### PROBLEM DETAILS
From the listing that follows, output everything exactly except the pictures.

------ DATA TO PROCESS ------

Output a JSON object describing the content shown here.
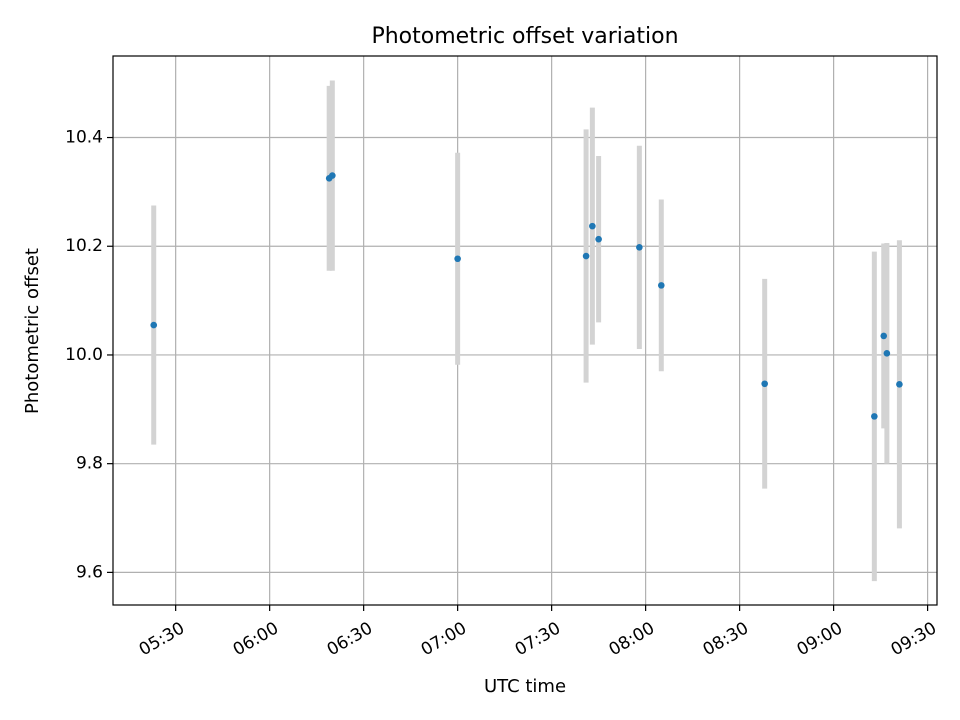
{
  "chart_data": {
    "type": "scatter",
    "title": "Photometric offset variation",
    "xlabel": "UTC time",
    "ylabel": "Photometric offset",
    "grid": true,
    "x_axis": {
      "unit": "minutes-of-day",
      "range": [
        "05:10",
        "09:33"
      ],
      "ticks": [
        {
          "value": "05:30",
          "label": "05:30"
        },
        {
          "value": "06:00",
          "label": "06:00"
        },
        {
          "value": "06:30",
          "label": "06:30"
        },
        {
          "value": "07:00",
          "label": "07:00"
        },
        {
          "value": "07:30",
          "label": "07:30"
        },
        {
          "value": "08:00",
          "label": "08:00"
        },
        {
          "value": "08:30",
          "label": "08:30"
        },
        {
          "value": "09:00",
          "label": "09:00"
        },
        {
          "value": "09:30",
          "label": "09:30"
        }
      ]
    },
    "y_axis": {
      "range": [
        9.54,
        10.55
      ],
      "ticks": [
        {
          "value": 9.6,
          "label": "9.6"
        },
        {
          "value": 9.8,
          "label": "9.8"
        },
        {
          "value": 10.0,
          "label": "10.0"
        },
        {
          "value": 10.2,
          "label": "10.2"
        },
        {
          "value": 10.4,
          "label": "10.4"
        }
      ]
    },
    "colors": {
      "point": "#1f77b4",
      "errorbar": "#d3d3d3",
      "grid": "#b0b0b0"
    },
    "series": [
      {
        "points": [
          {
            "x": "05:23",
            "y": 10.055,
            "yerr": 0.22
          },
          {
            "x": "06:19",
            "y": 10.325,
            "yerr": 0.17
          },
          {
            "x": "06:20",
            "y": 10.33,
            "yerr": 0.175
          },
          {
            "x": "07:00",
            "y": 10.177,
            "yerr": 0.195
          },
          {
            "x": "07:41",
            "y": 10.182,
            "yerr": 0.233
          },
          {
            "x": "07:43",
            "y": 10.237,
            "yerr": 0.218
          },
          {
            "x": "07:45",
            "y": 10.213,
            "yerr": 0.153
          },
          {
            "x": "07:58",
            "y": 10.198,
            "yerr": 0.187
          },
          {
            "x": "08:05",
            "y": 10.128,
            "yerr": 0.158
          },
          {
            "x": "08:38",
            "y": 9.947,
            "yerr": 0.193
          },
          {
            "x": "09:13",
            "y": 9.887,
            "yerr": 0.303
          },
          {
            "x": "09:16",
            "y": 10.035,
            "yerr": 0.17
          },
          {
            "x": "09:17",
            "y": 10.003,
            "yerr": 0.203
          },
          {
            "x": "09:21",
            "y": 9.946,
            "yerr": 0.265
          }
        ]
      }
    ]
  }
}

------

### EXERCISE SOLUTION
Output a JSON object describing the content shown here.
{
  "chart_data": {
    "type": "scatter",
    "title": "Photometric offset variation",
    "xlabel": "UTC time",
    "ylabel": "Photometric offset",
    "grid": true,
    "x_axis": {
      "unit": "minutes-of-day",
      "range": [
        "05:10",
        "09:33"
      ],
      "ticks": [
        {
          "value": "05:30",
          "label": "05:30"
        },
        {
          "value": "06:00",
          "label": "06:00"
        },
        {
          "value": "06:30",
          "label": "06:30"
        },
        {
          "value": "07:00",
          "label": "07:00"
        },
        {
          "value": "07:30",
          "label": "07:30"
        },
        {
          "value": "08:00",
          "label": "08:00"
        },
        {
          "value": "08:30",
          "label": "08:30"
        },
        {
          "value": "09:00",
          "label": "09:00"
        },
        {
          "value": "09:30",
          "label": "09:30"
        }
      ]
    },
    "y_axis": {
      "range": [
        9.54,
        10.55
      ],
      "ticks": [
        {
          "value": 9.6,
          "label": "9.6"
        },
        {
          "value": 9.8,
          "label": "9.8"
        },
        {
          "value": 10.0,
          "label": "10.0"
        },
        {
          "value": 10.2,
          "label": "10.2"
        },
        {
          "value": 10.4,
          "label": "10.4"
        }
      ]
    },
    "colors": {
      "point": "#1f77b4",
      "errorbar": "#d3d3d3",
      "grid": "#b0b0b0"
    },
    "series": [
      {
        "points": [
          {
            "x": "05:23",
            "y": 10.055,
            "yerr": 0.22
          },
          {
            "x": "06:19",
            "y": 10.325,
            "yerr": 0.17
          },
          {
            "x": "06:20",
            "y": 10.33,
            "yerr": 0.175
          },
          {
            "x": "07:00",
            "y": 10.177,
            "yerr": 0.195
          },
          {
            "x": "07:41",
            "y": 10.182,
            "yerr": 0.233
          },
          {
            "x": "07:43",
            "y": 10.237,
            "yerr": 0.218
          },
          {
            "x": "07:45",
            "y": 10.213,
            "yerr": 0.153
          },
          {
            "x": "07:58",
            "y": 10.198,
            "yerr": 0.187
          },
          {
            "x": "08:05",
            "y": 10.128,
            "yerr": 0.158
          },
          {
            "x": "08:38",
            "y": 9.947,
            "yerr": 0.193
          },
          {
            "x": "09:13",
            "y": 9.887,
            "yerr": 0.303
          },
          {
            "x": "09:16",
            "y": 10.035,
            "yerr": 0.17
          },
          {
            "x": "09:17",
            "y": 10.003,
            "yerr": 0.203
          },
          {
            "x": "09:21",
            "y": 9.946,
            "yerr": 0.265
          }
        ]
      }
    ]
  }
}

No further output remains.